Written task: Copy the data that follows, character for character, minus the pictures.

[Source data]
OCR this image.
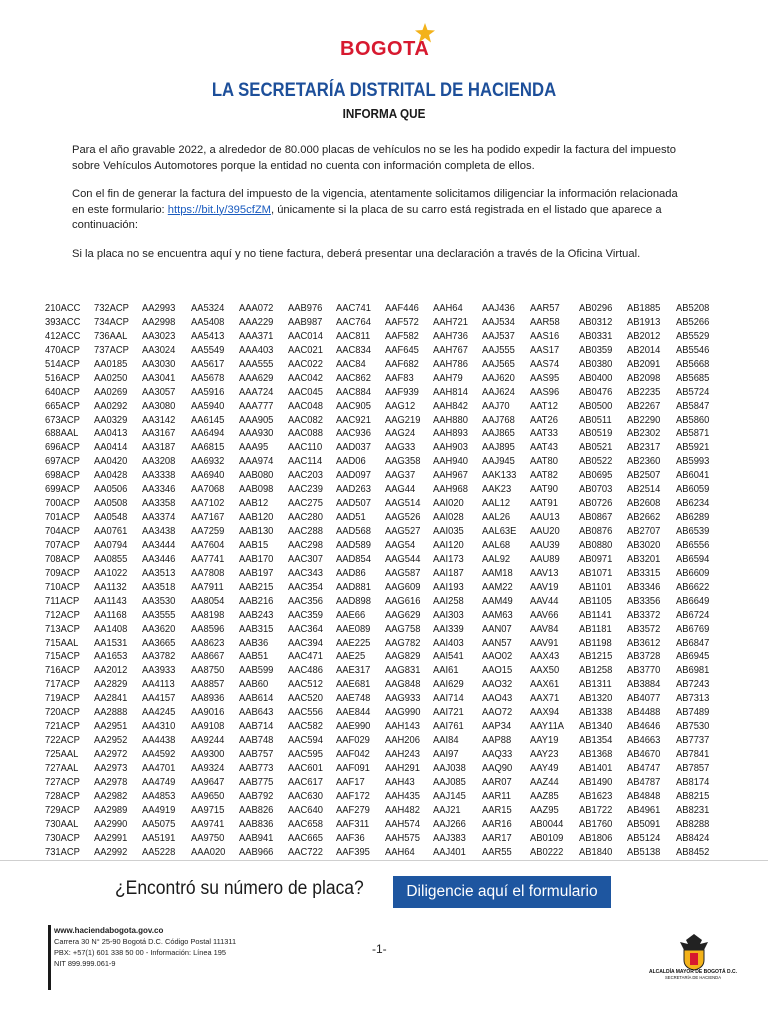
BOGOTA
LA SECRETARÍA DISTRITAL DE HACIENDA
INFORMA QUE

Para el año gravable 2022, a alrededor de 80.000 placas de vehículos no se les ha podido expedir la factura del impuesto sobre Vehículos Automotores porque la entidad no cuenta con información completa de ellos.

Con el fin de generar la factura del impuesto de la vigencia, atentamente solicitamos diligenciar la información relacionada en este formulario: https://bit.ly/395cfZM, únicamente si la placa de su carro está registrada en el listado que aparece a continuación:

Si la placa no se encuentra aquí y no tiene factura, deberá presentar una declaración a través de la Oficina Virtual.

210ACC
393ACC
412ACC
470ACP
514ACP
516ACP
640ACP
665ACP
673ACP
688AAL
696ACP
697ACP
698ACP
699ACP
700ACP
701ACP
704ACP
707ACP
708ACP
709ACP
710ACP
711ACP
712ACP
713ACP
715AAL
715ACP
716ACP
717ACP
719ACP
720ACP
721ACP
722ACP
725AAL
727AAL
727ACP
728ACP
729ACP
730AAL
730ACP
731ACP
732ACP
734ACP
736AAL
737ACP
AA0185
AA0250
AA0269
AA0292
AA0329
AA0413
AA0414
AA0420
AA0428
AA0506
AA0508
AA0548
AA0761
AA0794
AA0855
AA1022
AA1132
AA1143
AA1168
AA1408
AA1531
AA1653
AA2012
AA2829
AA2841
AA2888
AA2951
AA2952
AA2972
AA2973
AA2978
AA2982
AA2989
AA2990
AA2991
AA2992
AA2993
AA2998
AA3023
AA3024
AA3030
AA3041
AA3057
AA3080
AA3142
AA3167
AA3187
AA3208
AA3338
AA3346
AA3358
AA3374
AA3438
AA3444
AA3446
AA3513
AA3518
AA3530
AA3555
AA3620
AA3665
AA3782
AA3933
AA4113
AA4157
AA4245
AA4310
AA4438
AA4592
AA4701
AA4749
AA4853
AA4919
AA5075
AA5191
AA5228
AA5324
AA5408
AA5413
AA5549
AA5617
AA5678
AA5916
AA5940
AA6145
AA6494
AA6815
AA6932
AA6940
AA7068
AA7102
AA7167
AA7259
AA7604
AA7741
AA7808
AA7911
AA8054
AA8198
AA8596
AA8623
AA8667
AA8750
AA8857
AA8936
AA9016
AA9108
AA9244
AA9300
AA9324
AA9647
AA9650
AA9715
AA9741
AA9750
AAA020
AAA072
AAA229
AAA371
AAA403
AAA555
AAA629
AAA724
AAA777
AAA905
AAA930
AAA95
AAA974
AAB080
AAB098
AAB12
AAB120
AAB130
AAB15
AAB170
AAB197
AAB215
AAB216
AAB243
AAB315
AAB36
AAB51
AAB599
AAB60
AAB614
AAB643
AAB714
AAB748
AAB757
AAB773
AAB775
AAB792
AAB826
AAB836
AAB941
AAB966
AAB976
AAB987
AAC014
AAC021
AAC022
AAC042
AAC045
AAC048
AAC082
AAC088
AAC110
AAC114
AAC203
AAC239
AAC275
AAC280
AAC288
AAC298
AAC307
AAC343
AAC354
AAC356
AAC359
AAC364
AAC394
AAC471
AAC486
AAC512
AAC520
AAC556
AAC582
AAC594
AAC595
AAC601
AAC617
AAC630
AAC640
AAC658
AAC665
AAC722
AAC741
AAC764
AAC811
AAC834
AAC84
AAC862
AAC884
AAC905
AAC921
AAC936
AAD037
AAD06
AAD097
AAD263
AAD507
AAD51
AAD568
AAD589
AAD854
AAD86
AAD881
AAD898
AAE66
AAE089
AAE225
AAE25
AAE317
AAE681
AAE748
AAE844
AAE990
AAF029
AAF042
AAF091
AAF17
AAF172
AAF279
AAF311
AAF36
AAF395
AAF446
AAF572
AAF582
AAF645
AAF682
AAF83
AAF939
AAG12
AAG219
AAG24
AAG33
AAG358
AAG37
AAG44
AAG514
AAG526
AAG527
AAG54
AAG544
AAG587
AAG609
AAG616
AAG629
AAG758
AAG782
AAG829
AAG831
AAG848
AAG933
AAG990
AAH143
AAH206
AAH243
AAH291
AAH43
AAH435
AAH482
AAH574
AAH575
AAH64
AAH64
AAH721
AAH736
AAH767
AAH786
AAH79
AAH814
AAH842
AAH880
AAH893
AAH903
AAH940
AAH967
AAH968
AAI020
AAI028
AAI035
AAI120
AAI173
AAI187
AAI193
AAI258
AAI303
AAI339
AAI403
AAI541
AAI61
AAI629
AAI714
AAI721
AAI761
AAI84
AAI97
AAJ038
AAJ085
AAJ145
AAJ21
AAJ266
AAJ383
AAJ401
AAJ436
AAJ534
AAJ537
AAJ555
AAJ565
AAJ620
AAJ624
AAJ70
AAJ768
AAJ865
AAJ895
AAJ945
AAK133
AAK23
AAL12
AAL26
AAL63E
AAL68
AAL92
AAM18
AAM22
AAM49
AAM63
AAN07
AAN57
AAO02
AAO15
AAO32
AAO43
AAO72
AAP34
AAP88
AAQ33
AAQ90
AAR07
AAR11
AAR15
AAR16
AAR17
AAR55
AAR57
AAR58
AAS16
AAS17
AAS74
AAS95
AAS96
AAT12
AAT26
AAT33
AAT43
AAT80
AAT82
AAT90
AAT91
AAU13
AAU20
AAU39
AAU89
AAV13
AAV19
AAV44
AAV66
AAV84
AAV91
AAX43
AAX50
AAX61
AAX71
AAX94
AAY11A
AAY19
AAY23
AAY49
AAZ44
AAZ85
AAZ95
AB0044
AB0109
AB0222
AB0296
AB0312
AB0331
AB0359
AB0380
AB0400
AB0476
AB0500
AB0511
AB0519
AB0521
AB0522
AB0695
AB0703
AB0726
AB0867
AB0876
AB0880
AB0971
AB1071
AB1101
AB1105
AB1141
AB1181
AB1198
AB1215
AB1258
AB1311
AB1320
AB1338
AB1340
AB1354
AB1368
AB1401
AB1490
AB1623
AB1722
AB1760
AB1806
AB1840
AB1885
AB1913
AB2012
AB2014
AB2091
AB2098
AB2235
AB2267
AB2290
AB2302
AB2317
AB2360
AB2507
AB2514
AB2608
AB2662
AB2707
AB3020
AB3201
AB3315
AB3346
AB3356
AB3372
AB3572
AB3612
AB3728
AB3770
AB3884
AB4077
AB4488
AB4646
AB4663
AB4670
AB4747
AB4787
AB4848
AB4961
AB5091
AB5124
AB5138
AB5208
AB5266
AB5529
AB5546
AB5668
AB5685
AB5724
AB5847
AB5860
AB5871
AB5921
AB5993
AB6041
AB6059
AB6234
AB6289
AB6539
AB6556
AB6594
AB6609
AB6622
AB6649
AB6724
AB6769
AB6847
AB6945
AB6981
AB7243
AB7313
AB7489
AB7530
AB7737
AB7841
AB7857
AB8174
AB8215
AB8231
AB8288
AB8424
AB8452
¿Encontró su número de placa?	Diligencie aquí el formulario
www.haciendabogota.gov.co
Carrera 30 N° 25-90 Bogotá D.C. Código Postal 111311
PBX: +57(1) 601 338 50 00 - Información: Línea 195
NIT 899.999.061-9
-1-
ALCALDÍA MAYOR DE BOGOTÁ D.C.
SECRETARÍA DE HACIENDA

Solution to the problem:
OCR this image.
BOGOTA
LA SECRETARÍA DISTRITAL DE HACIENDA
INFORMA QUE

Para el año gravable 2022, a alrededor de 80.000 placas de vehículos no se les ha podido expedir la factura del impuesto sobre Vehículos Automotores porque la entidad no cuenta con información completa de ellos.

Con el fin de generar la factura del impuesto de la vigencia, atentamente solicitamos diligenciar la información relacionada en este formulario: https://bit.ly/395cfZM, únicamente si la placa de su carro está registrada en el listado que aparece a continuación:

Si la placa no se encuentra aquí y no tiene factura, deberá presentar una declaración a través de la Oficina Virtual.

210ACC
393ACC
412ACC
470ACP
514ACP
516ACP
640ACP
665ACP
673ACP
688AAL
696ACP
697ACP
698ACP
699ACP
700ACP
701ACP
704ACP
707ACP
708ACP
709ACP
710ACP
711ACP
712ACP
713ACP
715AAL
715ACP
716ACP
717ACP
719ACP
720ACP
721ACP
722ACP
725AAL
727AAL
727ACP
728ACP
729ACP
730AAL
730ACP
731ACP
732ACP
734ACP
736AAL
737ACP
AA0185
AA0250
AA0269
AA0292
AA0329
AA0413
AA0414
AA0420
AA0428
AA0506
AA0508
AA0548
AA0761
AA0794
AA0855
AA1022
AA1132
AA1143
AA1168
AA1408
AA1531
AA1653
AA2012
AA2829
AA2841
AA2888
AA2951
AA2952
AA2972
AA2973
AA2978
AA2982
AA2989
AA2990
AA2991
AA2992
AA2993
AA2998
AA3023
AA3024
AA3030
AA3041
AA3057
AA3080
AA3142
AA3167
AA3187
AA3208
AA3338
AA3346
AA3358
AA3374
AA3438
AA3444
AA3446
AA3513
AA3518
AA3530
AA3555
AA3620
AA3665
AA3782
AA3933
AA4113
AA4157
AA4245
AA4310
AA4438
AA4592
AA4701
AA4749
AA4853
AA4919
AA5075
AA5191
AA5228
AA5324
AA5408
AA5413
AA5549
AA5617
AA5678
AA5916
AA5940
AA6145
AA6494
AA6815
AA6932
AA6940
AA7068
AA7102
AA7167
AA7259
AA7604
AA7741
AA7808
AA7911
AA8054
AA8198
AA8596
AA8623
AA8667
AA8750
AA8857
AA8936
AA9016
AA9108
AA9244
AA9300
AA9324
AA9647
AA9650
AA9715
AA9741
AA9750
AAA020
AAA072
AAA229
AAA371
AAA403
AAA555
AAA629
AAA724
AAA777
AAA905
AAA930
AAA95
AAA974
AAB080
AAB098
AAB12
AAB120
AAB130
AAB15
AAB170
AAB197
AAB215
AAB216
AAB243
AAB315
AAB36
AAB51
AAB599
AAB60
AAB614
AAB643
AAB714
AAB748
AAB757
AAB773
AAB775
AAB792
AAB826
AAB836
AAB941
AAB966
AAB976
AAB987
AAC014
AAC021
AAC022
AAC042
AAC045
AAC048
AAC082
AAC088
AAC110
AAC114
AAC203
AAC239
AAC275
AAC280
AAC288
AAC298
AAC307
AAC343
AAC354
AAC356
AAC359
AAC364
AAC394
AAC471
AAC486
AAC512
AAC520
AAC556
AAC582
AAC594
AAC595
AAC601
AAC617
AAC630
AAC640
AAC658
AAC665
AAC722
AAC741
AAC764
AAC811
AAC834
AAC84
AAC862
AAC884
AAC905
AAC921
AAC936
AAD037
AAD06
AAD097
AAD263
AAD507
AAD51
AAD568
AAD589
AAD854
AAD86
AAD881
AAD898
AAE66
AAE089
AAE225
AAE25
AAE317
AAE681
AAE748
AAE844
AAE990
AAF029
AAF042
AAF091
AAF17
AAF172
AAF279
AAF311
AAF36
AAF395
AAF446
AAF572
AAF582
AAF645
AAF682
AAF83
AAF939
AAG12
AAG219
AAG24
AAG33
AAG358
AAG37
AAG44
AAG514
AAG526
AAG527
AAG54
AAG544
AAG587
AAG609
AAG616
AAG629
AAG758
AAG782
AAG829
AAG831
AAG848
AAG933
AAG990
AAH143
AAH206
AAH243
AAH291
AAH43
AAH435
AAH482
AAH574
AAH575
AAH64
AAH64
AAH721
AAH736
AAH767
AAH786
AAH79
AAH814
AAH842
AAH880
AAH893
AAH903
AAH940
AAH967
AAH968
AAI020
AAI028
AAI035
AAI120
AAI173
AAI187
AAI193
AAI258
AAI303
AAI339
AAI403
AAI541
AAI61
AAI629
AAI714
AAI721
AAI761
AAI84
AAI97
AAJ038
AAJ085
AAJ145
AAJ21
AAJ266
AAJ383
AAJ401
AAJ436
AAJ534
AAJ537
AAJ555
AAJ565
AAJ620
AAJ624
AAJ70
AAJ768
AAJ865
AAJ895
AAJ945
AAK133
AAK23
AAL12
AAL26
AAL63E
AAL68
AAL92
AAM18
AAM22
AAM49
AAM63
AAN07
AAN57
AAO02
AAO15
AAO32
AAO43
AAO72
AAP34
AAP88
AAQ33
AAQ90
AAR07
AAR11
AAR15
AAR16
AAR17
AAR55
AAR57
AAR58
AAS16
AAS17
AAS74
AAS95
AAS96
AAT12
AAT26
AAT33
AAT43
AAT80
AAT82
AAT90
AAT91
AAU13
AAU20
AAU39
AAU89
AAV13
AAV19
AAV44
AAV66
AAV84
AAV91
AAX43
AAX50
AAX61
AAX71
AAX94
AAY11A
AAY19
AAY23
AAY49
AAZ44
AAZ85
AAZ95
AB0044
AB0109
AB0222
AB0296
AB0312
AB0331
AB0359
AB0380
AB0400
AB0476
AB0500
AB0511
AB0519
AB0521
AB0522
AB0695
AB0703
AB0726
AB0867
AB0876
AB0880
AB0971
AB1071
AB1101
AB1105
AB1141
AB1181
AB1198
AB1215
AB1258
AB1311
AB1320
AB1338
AB1340
AB1354
AB1368
AB1401
AB1490
AB1623
AB1722
AB1760
AB1806
AB1840
AB1885
AB1913
AB2012
AB2014
AB2091
AB2098
AB2235
AB2267
AB2290
AB2302
AB2317
AB2360
AB2507
AB2514
AB2608
AB2662
AB2707
AB3020
AB3201
AB3315
AB3346
AB3356
AB3372
AB3572
AB3612
AB3728
AB3770
AB3884
AB4077
AB4488
AB4646
AB4663
AB4670
AB4747
AB4787
AB4848
AB4961
AB5091
AB5124
AB5138
AB5208
AB5266
AB5529
AB5546
AB5668
AB5685
AB5724
AB5847
AB5860
AB5871
AB5921
AB5993
AB6041
AB6059
AB6234
AB6289
AB6539
AB6556
AB6594
AB6609
AB6622
AB6649
AB6724
AB6769
AB6847
AB6945
AB6981
AB7243
AB7313
AB7489
AB7530
AB7737
AB7841
AB7857
AB8174
AB8215
AB8231
AB8288
AB8424
AB8452
¿Encontró su número de placa?	Diligencie aquí el formulario
www.haciendabogota.gov.co
Carrera 30 N° 25-90 Bogotá D.C. Código Postal 111311
PBX: +57(1) 601 338 50 00 - Información: Línea 195
NIT 899.999.061-9
-1-
ALCALDÍA MAYOR DE BOGOTÁ D.C.
SECRETARÍA DE HACIENDA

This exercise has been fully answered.